Opinion
C22-1702-JCC
05-11-2023
LISA M. DAVY, Plaintiff, v. UNIVERSAL LANGUAGE SERVICE, INC., Defendant.
ORDER
JOHN C. COUGHENOUR, UNITED STATES DISTRICT JUDGE
This matter comes before the Court on Defendant's motion for a judgment on the pleadings (Dkt. No. 20). Having thoroughly considered the parties' briefing and the relevant record, the Court finds oral argument unnecessary and hereby GRANTS the motion for the reasons explained herein.
Plaintiff alleges that during the COVID-19 pandemic and based on her decision not to be vaccinated against the COVID-19 virus, her employer (a) limited her to remote work in accordance with Washington's COVID-19 vaccination mandate for healthcare providers and, upon her request for a religious exemption from the mandate, (b) terminated her. (Dkt. No. 18 at 1-6.) On this basis, she brings claims pursuant to Title VII of the Civil Rights Act of 1964 and the Washington Law Against Discrimination. (Id. at 7-9.)
Defendant moves for a Rule 12(c) judgment on the pleadings, arguing that Plaintiff fails to state a plausible claim for relief under either law based on theories of a failure to accommodate, discrimination, or retaliation. (Dkt. No. 20 at 6-15.) Plaintiff did not file a timely response in opposition.

_SOURCE DATA_:
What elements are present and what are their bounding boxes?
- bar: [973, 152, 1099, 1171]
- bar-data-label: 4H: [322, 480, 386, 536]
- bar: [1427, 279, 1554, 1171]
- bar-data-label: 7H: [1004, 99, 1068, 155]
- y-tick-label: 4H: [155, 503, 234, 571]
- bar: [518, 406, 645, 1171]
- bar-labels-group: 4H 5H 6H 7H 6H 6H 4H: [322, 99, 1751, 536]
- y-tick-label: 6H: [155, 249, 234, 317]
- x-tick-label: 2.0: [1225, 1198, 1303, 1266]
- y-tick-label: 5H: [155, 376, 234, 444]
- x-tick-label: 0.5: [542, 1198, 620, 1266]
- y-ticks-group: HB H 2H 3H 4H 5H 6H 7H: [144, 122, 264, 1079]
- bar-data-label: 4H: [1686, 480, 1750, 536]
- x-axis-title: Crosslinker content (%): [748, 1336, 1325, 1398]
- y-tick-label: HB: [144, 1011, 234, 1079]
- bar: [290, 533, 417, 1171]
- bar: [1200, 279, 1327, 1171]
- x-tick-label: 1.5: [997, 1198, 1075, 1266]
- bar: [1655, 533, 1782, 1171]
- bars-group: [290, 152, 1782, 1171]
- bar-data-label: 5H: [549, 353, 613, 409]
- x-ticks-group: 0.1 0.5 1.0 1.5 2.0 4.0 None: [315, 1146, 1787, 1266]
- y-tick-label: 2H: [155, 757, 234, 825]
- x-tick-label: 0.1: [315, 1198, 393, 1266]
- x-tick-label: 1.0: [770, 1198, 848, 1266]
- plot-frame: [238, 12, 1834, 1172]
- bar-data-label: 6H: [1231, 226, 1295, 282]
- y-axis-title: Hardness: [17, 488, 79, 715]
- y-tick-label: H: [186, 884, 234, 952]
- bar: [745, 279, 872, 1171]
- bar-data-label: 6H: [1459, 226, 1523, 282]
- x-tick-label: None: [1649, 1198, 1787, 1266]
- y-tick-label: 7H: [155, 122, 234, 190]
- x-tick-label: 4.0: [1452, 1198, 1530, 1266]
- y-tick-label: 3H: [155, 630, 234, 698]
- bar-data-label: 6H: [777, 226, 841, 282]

_REQUIRED WORK_:
#1 According to the court order, under which two laws does the plaintiff bring her claims?
#2 Say whether each statement agrees with the court order, answering yes or no and quoting the words that decide it: (a) The Court heard oral argument before ruling on the motion. (b) The defendant seeks a judgment on the pleadings under Rule 12(c). (c) The plaintiff filed a timely response opposing the motion.
#3 Reproduce the part of the court order from "Defendant moves for" to "response in opposition.".

_SOLUTION SET_:
#1 Title VII of the Civil Rights Act of 1964 and the Washington Law Against Discrimination.

#2
(a) No: "the Court finds oral argument unnecessary"
(b) Yes: "Defendant moves for a Rule 12(c) judgment on the pleadings"
(c) No: "Plaintiff did not file a timely response in opposition."

#3
Defendant moves for a Rule 12(c) judgment on the pleadings, arguing that Plaintiff fails to state a plausible claim for relief under either law based on theories of a failure to accommodate, discrimination, or retaliation. (Dkt. No. 20 at 6-15.) Plaintiff did not file a timely response in opposition.